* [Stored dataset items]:
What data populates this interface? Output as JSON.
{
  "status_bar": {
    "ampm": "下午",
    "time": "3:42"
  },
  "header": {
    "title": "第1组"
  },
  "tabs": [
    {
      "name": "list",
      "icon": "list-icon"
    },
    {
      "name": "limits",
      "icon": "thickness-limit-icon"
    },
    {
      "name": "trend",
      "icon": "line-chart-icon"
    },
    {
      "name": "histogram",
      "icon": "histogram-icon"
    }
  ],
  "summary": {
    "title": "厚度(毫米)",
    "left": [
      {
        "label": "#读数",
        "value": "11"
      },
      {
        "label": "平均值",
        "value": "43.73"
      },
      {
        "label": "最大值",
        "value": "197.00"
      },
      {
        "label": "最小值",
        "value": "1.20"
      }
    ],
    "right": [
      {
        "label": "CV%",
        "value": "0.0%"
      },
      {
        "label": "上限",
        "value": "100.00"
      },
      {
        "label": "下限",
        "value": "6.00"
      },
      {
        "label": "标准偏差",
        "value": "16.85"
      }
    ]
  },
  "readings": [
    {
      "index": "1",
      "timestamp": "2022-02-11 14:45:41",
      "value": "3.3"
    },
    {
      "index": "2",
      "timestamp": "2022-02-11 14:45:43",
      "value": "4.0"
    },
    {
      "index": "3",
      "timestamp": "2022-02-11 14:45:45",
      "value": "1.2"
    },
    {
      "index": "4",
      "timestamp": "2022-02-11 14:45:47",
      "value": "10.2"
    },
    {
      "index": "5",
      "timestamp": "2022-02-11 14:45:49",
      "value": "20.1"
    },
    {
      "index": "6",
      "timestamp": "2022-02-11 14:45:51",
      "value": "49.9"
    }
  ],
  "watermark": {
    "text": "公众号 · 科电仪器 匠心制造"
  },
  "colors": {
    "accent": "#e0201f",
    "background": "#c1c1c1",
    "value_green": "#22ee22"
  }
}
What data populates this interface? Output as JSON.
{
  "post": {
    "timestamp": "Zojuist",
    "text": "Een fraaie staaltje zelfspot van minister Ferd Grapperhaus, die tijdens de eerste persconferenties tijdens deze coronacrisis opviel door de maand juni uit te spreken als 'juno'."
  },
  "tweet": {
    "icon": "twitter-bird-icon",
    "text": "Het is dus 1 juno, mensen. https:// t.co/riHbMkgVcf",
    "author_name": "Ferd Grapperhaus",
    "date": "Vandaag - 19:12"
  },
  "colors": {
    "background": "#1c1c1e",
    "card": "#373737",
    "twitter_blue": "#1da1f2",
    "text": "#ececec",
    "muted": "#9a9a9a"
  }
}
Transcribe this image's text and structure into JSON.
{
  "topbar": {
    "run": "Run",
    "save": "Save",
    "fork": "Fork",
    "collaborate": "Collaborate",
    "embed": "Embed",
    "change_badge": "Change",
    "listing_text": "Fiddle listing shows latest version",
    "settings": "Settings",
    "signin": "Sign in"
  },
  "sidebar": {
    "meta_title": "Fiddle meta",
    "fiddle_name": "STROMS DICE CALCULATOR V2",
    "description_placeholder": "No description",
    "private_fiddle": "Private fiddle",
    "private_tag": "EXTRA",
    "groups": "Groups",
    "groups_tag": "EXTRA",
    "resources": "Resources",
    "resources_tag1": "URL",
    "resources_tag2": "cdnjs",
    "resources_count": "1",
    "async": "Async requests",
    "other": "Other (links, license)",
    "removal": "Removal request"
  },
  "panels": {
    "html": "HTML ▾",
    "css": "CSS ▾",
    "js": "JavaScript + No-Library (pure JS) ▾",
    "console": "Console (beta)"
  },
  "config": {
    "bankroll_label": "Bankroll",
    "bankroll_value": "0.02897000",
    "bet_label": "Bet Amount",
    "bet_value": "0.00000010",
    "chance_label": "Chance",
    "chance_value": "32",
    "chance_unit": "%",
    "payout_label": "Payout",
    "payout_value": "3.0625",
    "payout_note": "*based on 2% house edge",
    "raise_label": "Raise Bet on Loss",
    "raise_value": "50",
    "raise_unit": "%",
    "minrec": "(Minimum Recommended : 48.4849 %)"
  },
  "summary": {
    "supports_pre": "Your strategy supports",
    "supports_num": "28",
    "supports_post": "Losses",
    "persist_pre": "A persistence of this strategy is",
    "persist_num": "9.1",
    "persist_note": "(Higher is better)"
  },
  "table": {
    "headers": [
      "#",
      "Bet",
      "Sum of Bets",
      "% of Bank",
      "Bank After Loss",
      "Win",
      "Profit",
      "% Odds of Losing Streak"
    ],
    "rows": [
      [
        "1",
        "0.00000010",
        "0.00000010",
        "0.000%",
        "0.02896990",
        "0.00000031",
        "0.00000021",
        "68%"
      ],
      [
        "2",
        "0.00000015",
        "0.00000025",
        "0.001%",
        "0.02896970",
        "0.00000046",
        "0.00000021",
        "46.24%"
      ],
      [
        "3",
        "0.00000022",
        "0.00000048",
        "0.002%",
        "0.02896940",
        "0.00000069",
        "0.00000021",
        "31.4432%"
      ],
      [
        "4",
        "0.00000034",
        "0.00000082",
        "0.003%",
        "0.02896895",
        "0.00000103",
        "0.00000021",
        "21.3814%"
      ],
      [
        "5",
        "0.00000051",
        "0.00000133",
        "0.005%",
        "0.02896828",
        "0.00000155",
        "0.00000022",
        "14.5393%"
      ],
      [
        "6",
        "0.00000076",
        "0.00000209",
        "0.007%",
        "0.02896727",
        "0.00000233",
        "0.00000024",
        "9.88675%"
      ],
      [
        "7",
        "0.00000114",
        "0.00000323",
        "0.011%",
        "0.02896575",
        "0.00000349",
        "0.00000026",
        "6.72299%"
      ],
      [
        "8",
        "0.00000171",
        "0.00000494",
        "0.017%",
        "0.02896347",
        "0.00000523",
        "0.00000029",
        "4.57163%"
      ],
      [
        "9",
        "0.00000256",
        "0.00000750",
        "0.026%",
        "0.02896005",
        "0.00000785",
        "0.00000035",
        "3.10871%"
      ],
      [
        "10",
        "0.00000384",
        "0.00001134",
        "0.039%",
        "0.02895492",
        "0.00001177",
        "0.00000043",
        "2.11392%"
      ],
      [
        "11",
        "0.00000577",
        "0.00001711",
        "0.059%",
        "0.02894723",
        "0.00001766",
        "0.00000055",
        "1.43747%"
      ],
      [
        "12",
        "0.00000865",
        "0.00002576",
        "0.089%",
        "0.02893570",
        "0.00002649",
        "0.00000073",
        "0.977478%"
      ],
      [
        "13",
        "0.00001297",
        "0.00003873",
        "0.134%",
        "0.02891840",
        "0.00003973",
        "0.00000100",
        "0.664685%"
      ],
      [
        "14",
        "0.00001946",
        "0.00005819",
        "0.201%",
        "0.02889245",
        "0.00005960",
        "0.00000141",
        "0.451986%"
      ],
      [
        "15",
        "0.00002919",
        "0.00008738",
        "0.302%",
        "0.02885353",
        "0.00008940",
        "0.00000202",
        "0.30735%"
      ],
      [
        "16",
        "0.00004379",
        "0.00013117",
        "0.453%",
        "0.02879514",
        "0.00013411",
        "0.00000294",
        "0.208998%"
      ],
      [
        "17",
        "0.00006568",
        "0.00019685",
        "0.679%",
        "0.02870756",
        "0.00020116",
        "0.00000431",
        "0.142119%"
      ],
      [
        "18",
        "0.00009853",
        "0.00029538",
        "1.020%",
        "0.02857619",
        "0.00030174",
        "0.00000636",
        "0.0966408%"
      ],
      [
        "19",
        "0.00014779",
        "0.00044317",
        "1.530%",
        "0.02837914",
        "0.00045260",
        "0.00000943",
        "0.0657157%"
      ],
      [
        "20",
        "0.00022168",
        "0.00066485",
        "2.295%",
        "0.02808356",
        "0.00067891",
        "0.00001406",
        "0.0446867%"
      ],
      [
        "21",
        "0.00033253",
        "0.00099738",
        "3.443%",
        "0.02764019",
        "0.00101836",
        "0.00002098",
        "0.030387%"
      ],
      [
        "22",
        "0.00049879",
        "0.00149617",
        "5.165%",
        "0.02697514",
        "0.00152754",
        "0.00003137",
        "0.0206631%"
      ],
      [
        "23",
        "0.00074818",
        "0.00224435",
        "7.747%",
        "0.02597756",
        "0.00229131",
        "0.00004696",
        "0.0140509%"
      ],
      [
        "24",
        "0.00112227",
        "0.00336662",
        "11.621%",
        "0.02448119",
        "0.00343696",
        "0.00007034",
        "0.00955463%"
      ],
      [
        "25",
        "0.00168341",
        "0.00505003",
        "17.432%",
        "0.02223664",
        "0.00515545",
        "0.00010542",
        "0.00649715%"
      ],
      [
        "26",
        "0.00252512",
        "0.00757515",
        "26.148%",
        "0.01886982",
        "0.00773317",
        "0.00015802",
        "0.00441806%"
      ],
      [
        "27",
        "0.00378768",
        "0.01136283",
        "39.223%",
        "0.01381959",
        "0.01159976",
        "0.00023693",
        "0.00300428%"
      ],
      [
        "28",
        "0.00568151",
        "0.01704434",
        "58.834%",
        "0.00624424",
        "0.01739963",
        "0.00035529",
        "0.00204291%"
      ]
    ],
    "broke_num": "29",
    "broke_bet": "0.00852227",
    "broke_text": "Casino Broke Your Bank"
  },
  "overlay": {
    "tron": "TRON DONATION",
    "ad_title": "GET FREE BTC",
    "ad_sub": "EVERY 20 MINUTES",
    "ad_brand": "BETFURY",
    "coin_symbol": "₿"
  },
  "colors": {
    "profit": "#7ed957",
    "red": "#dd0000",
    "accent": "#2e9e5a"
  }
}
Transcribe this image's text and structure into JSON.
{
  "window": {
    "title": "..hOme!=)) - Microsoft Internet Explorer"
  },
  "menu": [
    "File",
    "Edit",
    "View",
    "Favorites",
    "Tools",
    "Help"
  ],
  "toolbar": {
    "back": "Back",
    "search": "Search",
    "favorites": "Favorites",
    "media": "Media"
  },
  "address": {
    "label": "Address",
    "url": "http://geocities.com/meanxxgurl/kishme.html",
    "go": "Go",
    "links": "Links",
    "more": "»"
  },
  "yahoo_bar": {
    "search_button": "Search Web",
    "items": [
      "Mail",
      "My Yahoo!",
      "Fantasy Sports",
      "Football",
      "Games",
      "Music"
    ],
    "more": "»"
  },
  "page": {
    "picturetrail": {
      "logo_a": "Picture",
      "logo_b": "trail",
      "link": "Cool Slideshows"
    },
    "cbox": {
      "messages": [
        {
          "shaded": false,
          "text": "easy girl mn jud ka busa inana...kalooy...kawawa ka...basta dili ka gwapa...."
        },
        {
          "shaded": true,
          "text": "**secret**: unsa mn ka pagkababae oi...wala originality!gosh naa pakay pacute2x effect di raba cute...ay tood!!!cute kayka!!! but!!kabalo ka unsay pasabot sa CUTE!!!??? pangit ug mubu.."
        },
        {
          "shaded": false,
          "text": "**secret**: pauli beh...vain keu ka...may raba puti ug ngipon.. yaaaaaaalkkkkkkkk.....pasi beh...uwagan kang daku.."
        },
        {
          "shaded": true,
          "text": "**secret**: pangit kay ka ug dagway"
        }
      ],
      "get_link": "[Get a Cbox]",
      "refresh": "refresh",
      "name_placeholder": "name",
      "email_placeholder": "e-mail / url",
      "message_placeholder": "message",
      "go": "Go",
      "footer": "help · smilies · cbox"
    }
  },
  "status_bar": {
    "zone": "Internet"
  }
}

* [Stated task]:
Every line of the records that includes the word "Search" should be gathered.

* [The reply]:
    "search": "Search",
    "search_button": "Search Web",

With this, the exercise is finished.